**Data in this exercise**
--- BEGIN ---

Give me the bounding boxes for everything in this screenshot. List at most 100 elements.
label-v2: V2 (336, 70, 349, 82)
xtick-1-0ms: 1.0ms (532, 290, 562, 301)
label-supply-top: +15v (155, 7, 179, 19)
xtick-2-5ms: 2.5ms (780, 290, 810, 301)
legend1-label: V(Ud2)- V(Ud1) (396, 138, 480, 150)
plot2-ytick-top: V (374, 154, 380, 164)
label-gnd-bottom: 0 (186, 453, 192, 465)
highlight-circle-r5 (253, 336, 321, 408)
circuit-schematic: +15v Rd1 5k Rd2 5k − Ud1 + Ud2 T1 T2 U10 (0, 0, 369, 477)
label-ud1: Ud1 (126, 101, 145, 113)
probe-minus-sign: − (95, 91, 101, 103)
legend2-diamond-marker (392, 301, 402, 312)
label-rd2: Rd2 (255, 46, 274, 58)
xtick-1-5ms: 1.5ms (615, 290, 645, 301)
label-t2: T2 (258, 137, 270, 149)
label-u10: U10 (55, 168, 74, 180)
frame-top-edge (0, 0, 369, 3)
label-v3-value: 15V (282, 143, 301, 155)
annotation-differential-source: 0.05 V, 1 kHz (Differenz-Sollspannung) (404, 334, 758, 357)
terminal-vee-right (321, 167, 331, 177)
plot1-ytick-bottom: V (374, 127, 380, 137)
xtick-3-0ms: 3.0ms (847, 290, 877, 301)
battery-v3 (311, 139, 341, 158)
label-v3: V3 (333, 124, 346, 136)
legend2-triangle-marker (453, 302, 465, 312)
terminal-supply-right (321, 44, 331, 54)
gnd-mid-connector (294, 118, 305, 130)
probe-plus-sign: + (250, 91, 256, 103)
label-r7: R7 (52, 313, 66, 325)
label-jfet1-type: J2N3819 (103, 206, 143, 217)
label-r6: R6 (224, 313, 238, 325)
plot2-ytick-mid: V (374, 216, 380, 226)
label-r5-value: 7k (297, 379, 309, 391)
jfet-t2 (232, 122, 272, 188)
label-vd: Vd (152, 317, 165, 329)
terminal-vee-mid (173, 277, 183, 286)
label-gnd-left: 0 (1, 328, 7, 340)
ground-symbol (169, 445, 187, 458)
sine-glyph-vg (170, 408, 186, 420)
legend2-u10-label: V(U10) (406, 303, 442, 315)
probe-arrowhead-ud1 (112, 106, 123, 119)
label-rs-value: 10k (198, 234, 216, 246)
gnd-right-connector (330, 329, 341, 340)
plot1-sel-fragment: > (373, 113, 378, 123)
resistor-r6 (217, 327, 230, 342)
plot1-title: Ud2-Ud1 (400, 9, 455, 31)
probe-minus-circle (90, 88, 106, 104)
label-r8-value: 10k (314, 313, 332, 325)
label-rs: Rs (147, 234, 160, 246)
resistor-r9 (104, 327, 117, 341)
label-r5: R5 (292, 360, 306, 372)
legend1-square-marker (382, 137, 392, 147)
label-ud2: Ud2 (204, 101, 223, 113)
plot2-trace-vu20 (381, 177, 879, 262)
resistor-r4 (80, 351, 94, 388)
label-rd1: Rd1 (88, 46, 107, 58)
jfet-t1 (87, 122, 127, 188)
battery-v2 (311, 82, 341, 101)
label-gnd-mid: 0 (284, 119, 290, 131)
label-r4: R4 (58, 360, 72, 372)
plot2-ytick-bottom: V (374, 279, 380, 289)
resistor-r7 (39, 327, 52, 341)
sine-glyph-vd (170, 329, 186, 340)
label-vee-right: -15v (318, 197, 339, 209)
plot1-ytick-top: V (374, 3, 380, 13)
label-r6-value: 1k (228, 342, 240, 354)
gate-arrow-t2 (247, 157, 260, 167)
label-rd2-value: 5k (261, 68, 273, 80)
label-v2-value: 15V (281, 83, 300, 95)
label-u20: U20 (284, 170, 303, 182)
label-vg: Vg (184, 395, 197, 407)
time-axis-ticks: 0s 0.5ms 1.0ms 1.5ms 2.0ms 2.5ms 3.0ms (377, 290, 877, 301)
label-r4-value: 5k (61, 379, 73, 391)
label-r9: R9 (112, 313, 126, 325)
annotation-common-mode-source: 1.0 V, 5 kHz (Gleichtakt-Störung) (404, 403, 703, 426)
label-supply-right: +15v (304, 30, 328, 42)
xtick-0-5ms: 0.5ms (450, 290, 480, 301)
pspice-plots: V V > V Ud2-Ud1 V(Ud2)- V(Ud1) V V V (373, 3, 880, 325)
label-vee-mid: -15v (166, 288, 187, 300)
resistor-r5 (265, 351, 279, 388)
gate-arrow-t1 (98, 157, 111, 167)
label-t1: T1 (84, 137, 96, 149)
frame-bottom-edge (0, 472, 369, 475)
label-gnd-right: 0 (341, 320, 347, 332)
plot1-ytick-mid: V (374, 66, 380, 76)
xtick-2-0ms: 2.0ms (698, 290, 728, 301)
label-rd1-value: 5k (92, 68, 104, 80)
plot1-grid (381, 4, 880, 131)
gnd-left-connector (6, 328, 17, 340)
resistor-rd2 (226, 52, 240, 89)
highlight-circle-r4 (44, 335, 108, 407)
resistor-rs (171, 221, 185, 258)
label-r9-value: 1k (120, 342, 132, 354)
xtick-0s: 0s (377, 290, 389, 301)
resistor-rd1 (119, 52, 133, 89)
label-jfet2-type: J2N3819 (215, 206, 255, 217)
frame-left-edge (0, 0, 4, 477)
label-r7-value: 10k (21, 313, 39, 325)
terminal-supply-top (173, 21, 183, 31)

--- END ---

**What to work on**
Could you write out all the entries above again, swapping "bounding boxes" for "box coordinates" and leaving everything else untouched?

**Answer for this exercise**
Give me the box coordinates for everything in this screenshot. List at most 100 elements.
label-v2: V2 (336, 70, 349, 82)
xtick-1-0ms: 1.0ms (532, 290, 562, 301)
label-supply-top: +15v (155, 7, 179, 19)
xtick-2-5ms: 2.5ms (780, 290, 810, 301)
legend1-label: V(Ud2)- V(Ud1) (396, 138, 480, 150)
plot2-ytick-top: V (374, 154, 380, 164)
label-gnd-bottom: 0 (186, 453, 192, 465)
highlight-circle-r5 (253, 336, 321, 408)
circuit-schematic: +15v Rd1 5k Rd2 5k − Ud1 + Ud2 T1 T2 U10 (0, 0, 369, 477)
label-ud1: Ud1 (126, 101, 145, 113)
probe-minus-sign: − (95, 91, 101, 103)
legend2-diamond-marker (392, 301, 402, 312)
label-rd2: Rd2 (255, 46, 274, 58)
xtick-1-5ms: 1.5ms (615, 290, 645, 301)
label-t2: T2 (258, 137, 270, 149)
label-u10: U10 (55, 168, 74, 180)
frame-top-edge (0, 0, 369, 3)
label-v3-value: 15V (282, 143, 301, 155)
annotation-differential-source: 0.05 V, 1 kHz (Differenz-Sollspannung) (404, 334, 758, 357)
terminal-vee-right (321, 167, 331, 177)
plot1-ytick-bottom: V (374, 127, 380, 137)
xtick-3-0ms: 3.0ms (847, 290, 877, 301)
battery-v3 (311, 139, 341, 158)
label-v3: V3 (333, 124, 346, 136)
legend2-triangle-marker (453, 302, 465, 312)
terminal-supply-right (321, 44, 331, 54)
gnd-mid-connector (294, 118, 305, 130)
probe-plus-sign: + (250, 91, 256, 103)
label-r7: R7 (52, 313, 66, 325)
label-jfet1-type: J2N3819 (103, 206, 143, 217)
label-r6: R6 (224, 313, 238, 325)
plot2-ytick-mid: V (374, 216, 380, 226)
label-r5-value: 7k (297, 379, 309, 391)
jfet-t2 (232, 122, 272, 188)
label-vd: Vd (152, 317, 165, 329)
terminal-vee-mid (173, 277, 183, 286)
label-gnd-left: 0 (1, 328, 7, 340)
ground-symbol (169, 445, 187, 458)
sine-glyph-vg (170, 408, 186, 420)
legend2-u10-label: V(U10) (406, 303, 442, 315)
probe-arrowhead-ud1 (112, 106, 123, 119)
label-rs-value: 10k (198, 234, 216, 246)
gnd-right-connector (330, 329, 341, 340)
plot1-sel-fragment: > (373, 113, 378, 123)
resistor-r6 (217, 327, 230, 342)
plot1-title: Ud2-Ud1 (400, 9, 455, 31)
probe-minus-circle (90, 88, 106, 104)
label-r8-value: 10k (314, 313, 332, 325)
label-rs: Rs (147, 234, 160, 246)
resistor-r9 (104, 327, 117, 341)
label-r5: R5 (292, 360, 306, 372)
legend1-square-marker (382, 137, 392, 147)
label-ud2: Ud2 (204, 101, 223, 113)
plot2-trace-vu20 (381, 177, 879, 262)
resistor-r4 (80, 351, 94, 388)
label-rd1: Rd1 (88, 46, 107, 58)
jfet-t1 (87, 122, 127, 188)
battery-v2 (311, 82, 341, 101)
label-gnd-mid: 0 (284, 119, 290, 131)
label-r4: R4 (58, 360, 72, 372)
plot2-ytick-bottom: V (374, 279, 380, 289)
resistor-r7 (39, 327, 52, 341)
sine-glyph-vd (170, 329, 186, 340)
label-vee-right: -15v (318, 197, 339, 209)
plot1-ytick-top: V (374, 3, 380, 13)
label-r6-value: 1k (228, 342, 240, 354)
gate-arrow-t2 (247, 157, 260, 167)
label-rd2-value: 5k (261, 68, 273, 80)
label-v2-value: 15V (281, 83, 300, 95)
label-u20: U20 (284, 170, 303, 182)
label-vg: Vg (184, 395, 197, 407)
time-axis-ticks: 0s 0.5ms 1.0ms 1.5ms 2.0ms 2.5ms 3.0ms (377, 290, 877, 301)
label-r4-value: 5k (61, 379, 73, 391)
label-r9: R9 (112, 313, 126, 325)
annotation-common-mode-source: 1.0 V, 5 kHz (Gleichtakt-Störung) (404, 403, 703, 426)
label-supply-right: +15v (304, 30, 328, 42)
xtick-0-5ms: 0.5ms (450, 290, 480, 301)
pspice-plots: V V > V Ud2-Ud1 V(Ud2)- V(Ud1) V V V (373, 3, 880, 325)
label-vee-mid: -15v (166, 288, 187, 300)
resistor-r5 (265, 351, 279, 388)
gate-arrow-t1 (98, 157, 111, 167)
label-t1: T1 (84, 137, 96, 149)
frame-bottom-edge (0, 472, 369, 475)
label-gnd-right: 0 (341, 320, 347, 332)
plot1-ytick-mid: V (374, 66, 380, 76)
xtick-2-0ms: 2.0ms (698, 290, 728, 301)
label-rd1-value: 5k (92, 68, 104, 80)
plot1-grid (381, 4, 880, 131)
gnd-left-connector (6, 328, 17, 340)
resistor-rd2 (226, 52, 240, 89)
highlight-circle-r4 (44, 335, 108, 407)
resistor-rs (171, 221, 185, 258)
label-r9-value: 1k (120, 342, 132, 354)
xtick-0s: 0s (377, 290, 389, 301)
resistor-rd1 (119, 52, 133, 89)
label-jfet2-type: J2N3819 (215, 206, 255, 217)
frame-left-edge (0, 0, 4, 477)
label-r7-value: 10k (21, 313, 39, 325)
terminal-supply-top (173, 21, 183, 31)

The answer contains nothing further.